Write out the material exactly, without any of its pictures.

☆ ☆ ☆

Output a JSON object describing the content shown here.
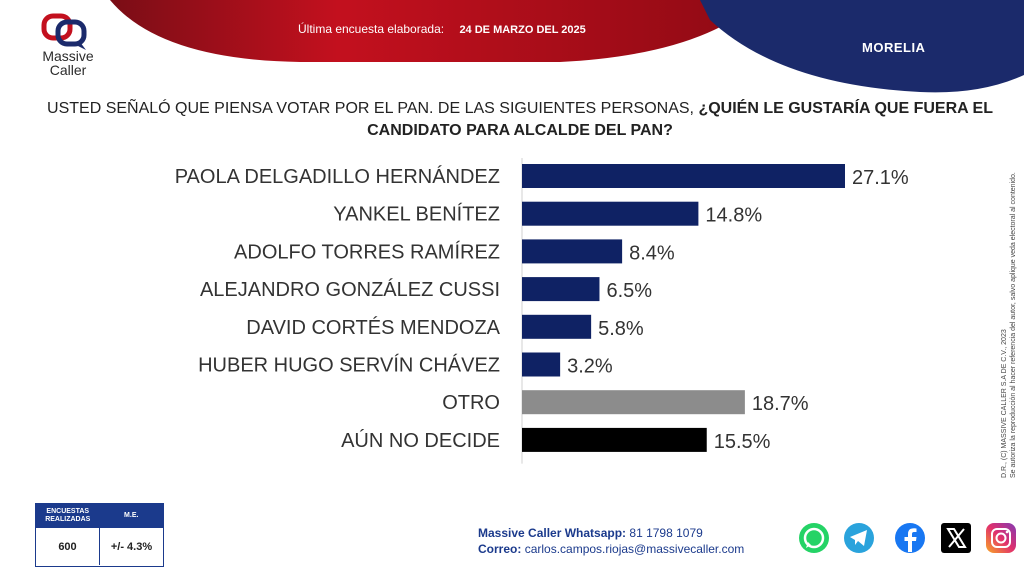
{
  "header": {
    "brand_line1": "Massive",
    "brand_line2": "Caller",
    "survey_label": "Última encuesta elaborada:",
    "survey_date": "24 DE MARZO DEL 2025",
    "city": "MORELIA"
  },
  "question": {
    "part1": "USTED SEÑALÓ QUE PIENSA VOTAR POR EL PAN.  DE LAS SIGUIENTES PERSONAS, ",
    "part2": "¿QUIÉN LE GUSTARÍA QUE FUERA EL CANDIDATO PARA ALCALDE DEL PAN?"
  },
  "chart_data": {
    "type": "bar",
    "orientation": "horizontal",
    "categories": [
      "PAOLA DELGADILLO HERNÁNDEZ",
      "YANKEL BENÍTEZ",
      "ADOLFO TORRES RAMÍREZ",
      "ALEJANDRO GONZÁLEZ CUSSI",
      "DAVID CORTÉS MENDOZA",
      "HUBER HUGO SERVÍN CHÁVEZ",
      "OTRO",
      "AÚN NO DECIDE"
    ],
    "values": [
      27.1,
      14.8,
      8.4,
      6.5,
      5.8,
      3.2,
      18.7,
      15.5
    ],
    "labels": [
      "27.1%",
      "14.8%",
      "8.4%",
      "6.5%",
      "5.8%",
      "3.2%",
      "18.7%",
      "15.5%"
    ],
    "colors": [
      "#0f2264",
      "#0f2264",
      "#0f2264",
      "#0f2264",
      "#0f2264",
      "#0f2264",
      "#8c8c8c",
      "#000000"
    ],
    "xlim": [
      0,
      30
    ],
    "title": "",
    "xlabel": "",
    "ylabel": ""
  },
  "stats": {
    "header1": "ENCUESTAS REALIZADAS",
    "header2": "M.E.",
    "value1": "600",
    "value2": "+/- 4.3%"
  },
  "contact": {
    "whatsapp_label": "Massive Caller Whatsapp:",
    "whatsapp_value": "81 1798 1079",
    "email_label": "Correo:",
    "email_value": "carlos.campos.riojas@massivecaller.com"
  },
  "legal": {
    "line1": "D.R., (C) MASSIVE CALLER S.A DE C.V., 2023",
    "line2": "Se autoriza la reproducción al hacer referencia del autor, salvo aplique veda electoral al contenido."
  },
  "social": [
    "whatsapp-icon",
    "telegram-icon",
    "facebook-icon",
    "x-icon",
    "instagram-icon"
  ]
}
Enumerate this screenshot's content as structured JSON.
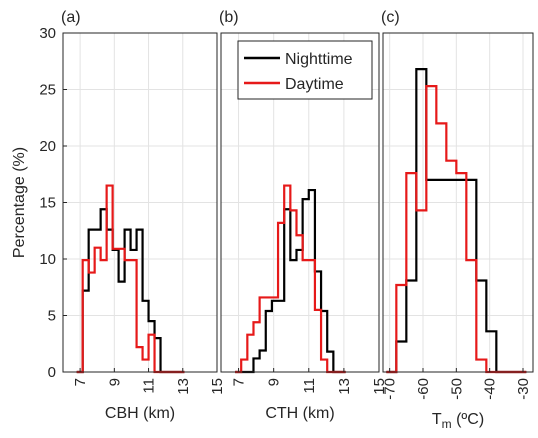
{
  "figure": {
    "ylabel": "Percentage (%)"
  },
  "colors": {
    "nighttime": "#000000",
    "daytime": "#e61919",
    "grid": "#e3e3e3",
    "axis": "#262626"
  },
  "legend": {
    "placement": "top-center of panel (b)",
    "entries": [
      "Nighttime",
      "Daytime"
    ]
  },
  "chart_data": [
    {
      "type": "line",
      "style": "stairs",
      "panel_label": "(a)",
      "xlabel": "CBH (km)",
      "ylabel": "Percentage (%)",
      "xlim": [
        6,
        15
      ],
      "ylim": [
        0,
        30
      ],
      "xticks": [
        7,
        9,
        11,
        13,
        15
      ],
      "yticks": [
        0,
        5,
        10,
        15,
        20,
        25,
        30
      ],
      "grid": true,
      "series": [
        {
          "name": "Nighttime",
          "x": [
            6.8,
            7.15,
            7.5,
            7.85,
            8.2,
            8.55,
            8.9,
            9.25,
            9.6,
            9.95,
            10.3,
            10.65,
            11.0,
            11.35,
            11.7,
            12.05,
            12.4,
            12.75,
            13.1
          ],
          "y": [
            0,
            7.2,
            12.6,
            12.6,
            14.4,
            12.6,
            10.8,
            8.0,
            12.6,
            10.8,
            12.6,
            6.3,
            4.5,
            3.0,
            0,
            0,
            0,
            0,
            0
          ]
        },
        {
          "name": "Daytime",
          "x": [
            6.8,
            7.15,
            7.5,
            7.85,
            8.2,
            8.55,
            8.9,
            9.25,
            9.6,
            9.95,
            10.3,
            10.65,
            11.0,
            11.35,
            11.7,
            12.05,
            12.4,
            12.75,
            13.1
          ],
          "y": [
            0,
            9.9,
            8.8,
            11.0,
            9.9,
            16.5,
            10.9,
            10.9,
            9.9,
            9.9,
            2.2,
            1.1,
            3.3,
            0,
            0,
            0,
            0,
            0,
            0
          ]
        }
      ]
    },
    {
      "type": "line",
      "style": "stairs",
      "panel_label": "(b)",
      "xlabel": "CTH (km)",
      "xlim": [
        6,
        15
      ],
      "ylim": [
        0,
        30
      ],
      "xticks": [
        7,
        9,
        11,
        13,
        15
      ],
      "grid": true,
      "series": [
        {
          "name": "Nighttime",
          "x": [
            6.8,
            7.15,
            7.5,
            7.85,
            8.2,
            8.55,
            8.9,
            9.25,
            9.6,
            9.95,
            10.3,
            10.65,
            11.0,
            11.35,
            11.7,
            12.05,
            12.4,
            12.75,
            13.1
          ],
          "y": [
            0,
            0,
            0,
            1.2,
            1.9,
            5.4,
            6.3,
            6.3,
            14.4,
            9.9,
            10.8,
            15.3,
            16.1,
            8.9,
            5.4,
            1.8,
            0,
            0,
            0
          ]
        },
        {
          "name": "Daytime",
          "x": [
            6.8,
            7.15,
            7.5,
            7.85,
            8.2,
            8.55,
            8.9,
            9.25,
            9.6,
            9.95,
            10.3,
            10.65,
            11.0,
            11.35,
            11.7,
            12.05,
            12.4,
            12.75,
            13.1
          ],
          "y": [
            0,
            1.1,
            3.3,
            4.4,
            6.6,
            6.6,
            6.6,
            13.2,
            16.5,
            14.3,
            12.1,
            9.9,
            9.9,
            5.5,
            1.1,
            0,
            0,
            0,
            0
          ]
        }
      ]
    },
    {
      "type": "line",
      "style": "stairs",
      "panel_label": "(c)",
      "xlabel": "T",
      "xlabel_sub": "m",
      "xlabel_unit": " (ºC)",
      "xlim": [
        -72,
        -27
      ],
      "ylim": [
        0,
        30
      ],
      "xticks": [
        -70,
        -60,
        -50,
        -40,
        -30
      ],
      "grid": true,
      "series": [
        {
          "name": "Nighttime",
          "x": [
            -71,
            -68,
            -65,
            -62,
            -59,
            -56,
            -53,
            -50,
            -47,
            -44,
            -41,
            -38,
            -35,
            -32,
            -29
          ],
          "y": [
            0,
            2.7,
            8.1,
            26.8,
            17.0,
            17.0,
            17.0,
            17.0,
            17.0,
            8.1,
            3.6,
            0,
            0,
            0,
            0
          ]
        },
        {
          "name": "Daytime",
          "x": [
            -71,
            -68,
            -65,
            -62,
            -59,
            -56,
            -53,
            -50,
            -47,
            -44,
            -41,
            -38,
            -35,
            -32,
            -29
          ],
          "y": [
            0,
            7.7,
            17.6,
            14.3,
            25.3,
            22.0,
            18.7,
            17.6,
            9.9,
            1.1,
            0,
            0,
            0,
            0,
            0
          ]
        }
      ]
    }
  ]
}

☆ ☆ ☆

Expected answer ->
Output a JSON object describing the content shown here.
{
  "header": {
    "brand_line1": "Massive",
    "brand_line2": "Caller",
    "survey_label": "Última encuesta elaborada:",
    "survey_date": "24 DE MARZO DEL 2025",
    "city": "MORELIA"
  },
  "question": {
    "part1": "USTED SEÑALÓ QUE PIENSA VOTAR POR EL PAN.  DE LAS SIGUIENTES PERSONAS, ",
    "part2": "¿QUIÉN LE GUSTARÍA QUE FUERA EL CANDIDATO PARA ALCALDE DEL PAN?"
  },
  "chart_data": {
    "type": "bar",
    "orientation": "horizontal",
    "categories": [
      "PAOLA DELGADILLO HERNÁNDEZ",
      "YANKEL BENÍTEZ",
      "ADOLFO TORRES RAMÍREZ",
      "ALEJANDRO GONZÁLEZ CUSSI",
      "DAVID CORTÉS MENDOZA",
      "HUBER HUGO SERVÍN CHÁVEZ",
      "OTRO",
      "AÚN NO DECIDE"
    ],
    "values": [
      27.1,
      14.8,
      8.4,
      6.5,
      5.8,
      3.2,
      18.7,
      15.5
    ],
    "labels": [
      "27.1%",
      "14.8%",
      "8.4%",
      "6.5%",
      "5.8%",
      "3.2%",
      "18.7%",
      "15.5%"
    ],
    "colors": [
      "#0f2264",
      "#0f2264",
      "#0f2264",
      "#0f2264",
      "#0f2264",
      "#0f2264",
      "#8c8c8c",
      "#000000"
    ],
    "xlim": [
      0,
      30
    ],
    "title": "",
    "xlabel": "",
    "ylabel": ""
  },
  "stats": {
    "header1": "ENCUESTAS REALIZADAS",
    "header2": "M.E.",
    "value1": "600",
    "value2": "+/- 4.3%"
  },
  "contact": {
    "whatsapp_label": "Massive Caller Whatsapp:",
    "whatsapp_value": "81 1798 1079",
    "email_label": "Correo:",
    "email_value": "carlos.campos.riojas@massivecaller.com"
  },
  "legal": {
    "line1": "D.R., (C) MASSIVE CALLER S.A DE C.V., 2023",
    "line2": "Se autoriza la reproducción al hacer referencia del autor, salvo aplique veda electoral al contenido."
  },
  "social": [
    "whatsapp-icon",
    "telegram-icon",
    "facebook-icon",
    "x-icon",
    "instagram-icon"
  ]
}
Enumerate this screenshot's content as structured JSON.
{
  "figure": {
    "ylabel": "Percentage (%)"
  },
  "colors": {
    "nighttime": "#000000",
    "daytime": "#e61919",
    "grid": "#e3e3e3",
    "axis": "#262626"
  },
  "legend": {
    "placement": "top-center of panel (b)",
    "entries": [
      "Nighttime",
      "Daytime"
    ]
  },
  "chart_data": [
    {
      "type": "line",
      "style": "stairs",
      "panel_label": "(a)",
      "xlabel": "CBH (km)",
      "ylabel": "Percentage (%)",
      "xlim": [
        6,
        15
      ],
      "ylim": [
        0,
        30
      ],
      "xticks": [
        7,
        9,
        11,
        13,
        15
      ],
      "yticks": [
        0,
        5,
        10,
        15,
        20,
        25,
        30
      ],
      "grid": true,
      "series": [
        {
          "name": "Nighttime",
          "x": [
            6.8,
            7.15,
            7.5,
            7.85,
            8.2,
            8.55,
            8.9,
            9.25,
            9.6,
            9.95,
            10.3,
            10.65,
            11.0,
            11.35,
            11.7,
            12.05,
            12.4,
            12.75,
            13.1
          ],
          "y": [
            0,
            7.2,
            12.6,
            12.6,
            14.4,
            12.6,
            10.8,
            8.0,
            12.6,
            10.8,
            12.6,
            6.3,
            4.5,
            3.0,
            0,
            0,
            0,
            0,
            0
          ]
        },
        {
          "name": "Daytime",
          "x": [
            6.8,
            7.15,
            7.5,
            7.85,
            8.2,
            8.55,
            8.9,
            9.25,
            9.6,
            9.95,
            10.3,
            10.65,
            11.0,
            11.35,
            11.7,
            12.05,
            12.4,
            12.75,
            13.1
          ],
          "y": [
            0,
            9.9,
            8.8,
            11.0,
            9.9,
            16.5,
            10.9,
            10.9,
            9.9,
            9.9,
            2.2,
            1.1,
            3.3,
            0,
            0,
            0,
            0,
            0,
            0
          ]
        }
      ]
    },
    {
      "type": "line",
      "style": "stairs",
      "panel_label": "(b)",
      "xlabel": "CTH (km)",
      "xlim": [
        6,
        15
      ],
      "ylim": [
        0,
        30
      ],
      "xticks": [
        7,
        9,
        11,
        13,
        15
      ],
      "grid": true,
      "series": [
        {
          "name": "Nighttime",
          "x": [
            6.8,
            7.15,
            7.5,
            7.85,
            8.2,
            8.55,
            8.9,
            9.25,
            9.6,
            9.95,
            10.3,
            10.65,
            11.0,
            11.35,
            11.7,
            12.05,
            12.4,
            12.75,
            13.1
          ],
          "y": [
            0,
            0,
            0,
            1.2,
            1.9,
            5.4,
            6.3,
            6.3,
            14.4,
            9.9,
            10.8,
            15.3,
            16.1,
            8.9,
            5.4,
            1.8,
            0,
            0,
            0
          ]
        },
        {
          "name": "Daytime",
          "x": [
            6.8,
            7.15,
            7.5,
            7.85,
            8.2,
            8.55,
            8.9,
            9.25,
            9.6,
            9.95,
            10.3,
            10.65,
            11.0,
            11.35,
            11.7,
            12.05,
            12.4,
            12.75,
            13.1
          ],
          "y": [
            0,
            1.1,
            3.3,
            4.4,
            6.6,
            6.6,
            6.6,
            13.2,
            16.5,
            14.3,
            12.1,
            9.9,
            9.9,
            5.5,
            1.1,
            0,
            0,
            0,
            0
          ]
        }
      ]
    },
    {
      "type": "line",
      "style": "stairs",
      "panel_label": "(c)",
      "xlabel": "T",
      "xlabel_sub": "m",
      "xlabel_unit": " (ºC)",
      "xlim": [
        -72,
        -27
      ],
      "ylim": [
        0,
        30
      ],
      "xticks": [
        -70,
        -60,
        -50,
        -40,
        -30
      ],
      "grid": true,
      "series": [
        {
          "name": "Nighttime",
          "x": [
            -71,
            -68,
            -65,
            -62,
            -59,
            -56,
            -53,
            -50,
            -47,
            -44,
            -41,
            -38,
            -35,
            -32,
            -29
          ],
          "y": [
            0,
            2.7,
            8.1,
            26.8,
            17.0,
            17.0,
            17.0,
            17.0,
            17.0,
            8.1,
            3.6,
            0,
            0,
            0,
            0
          ]
        },
        {
          "name": "Daytime",
          "x": [
            -71,
            -68,
            -65,
            -62,
            -59,
            -56,
            -53,
            -50,
            -47,
            -44,
            -41,
            -38,
            -35,
            -32,
            -29
          ],
          "y": [
            0,
            7.7,
            17.6,
            14.3,
            25.3,
            22.0,
            18.7,
            17.6,
            9.9,
            1.1,
            0,
            0,
            0,
            0,
            0
          ]
        }
      ]
    }
  ]
}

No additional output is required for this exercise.